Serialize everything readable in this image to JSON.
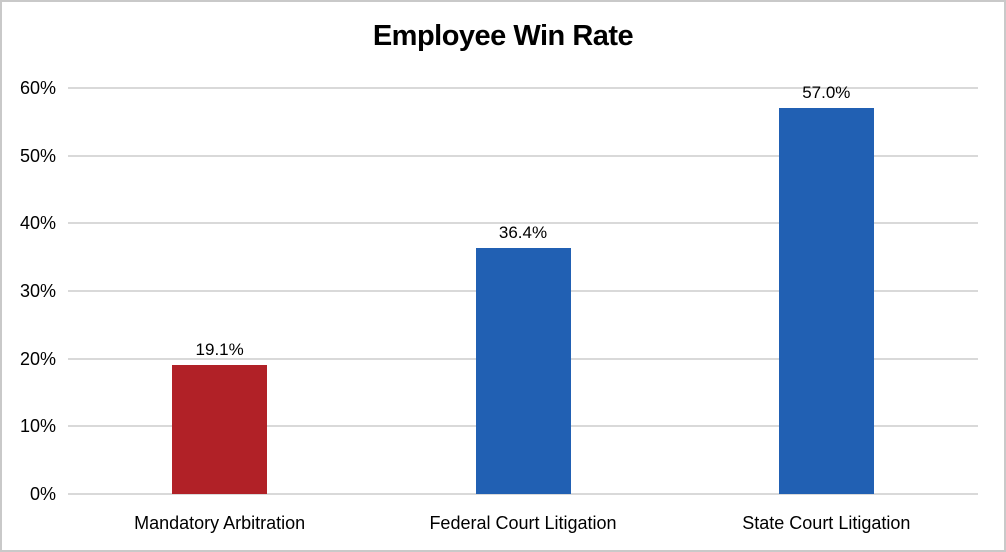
{
  "chart_data": {
    "type": "bar",
    "title": "Employee Win Rate",
    "categories": [
      "Mandatory Arbitration",
      "Federal Court Litigation",
      "State Court Litigation"
    ],
    "values": [
      19.1,
      36.4,
      57.0
    ],
    "data_labels": [
      "19.1%",
      "36.4%",
      "57.0%"
    ],
    "bar_colors": [
      "#b12127",
      "#2160b3",
      "#2160b3"
    ],
    "xlabel": "",
    "ylabel": "",
    "ylim": [
      0,
      60
    ],
    "ytick_step": 10,
    "ytick_labels": [
      "0%",
      "10%",
      "20%",
      "30%",
      "40%",
      "50%",
      "60%"
    ],
    "grid": true,
    "gridline_color": "#d9d9d9",
    "legend": "none",
    "frame_border_color": "#c9c9c9",
    "background_color": "#ffffff"
  }
}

■ ■ ■ ■ ■ ■ ■

Leave the pictures out and copy the rest of the data exactly.

Serialize everything readable in this image to JSON.
{
  "chart_data": {
    "type": "bar",
    "title": "Employee Win Rate",
    "categories": [
      "Mandatory Arbitration",
      "Federal Court Litigation",
      "State Court Litigation"
    ],
    "values": [
      19.1,
      36.4,
      57.0
    ],
    "data_labels": [
      "19.1%",
      "36.4%",
      "57.0%"
    ],
    "bar_colors": [
      "#b12127",
      "#2160b3",
      "#2160b3"
    ],
    "xlabel": "",
    "ylabel": "",
    "ylim": [
      0,
      60
    ],
    "ytick_step": 10,
    "ytick_labels": [
      "0%",
      "10%",
      "20%",
      "30%",
      "40%",
      "50%",
      "60%"
    ],
    "grid": true,
    "gridline_color": "#d9d9d9",
    "legend": "none",
    "frame_border_color": "#c9c9c9",
    "background_color": "#ffffff"
  }
}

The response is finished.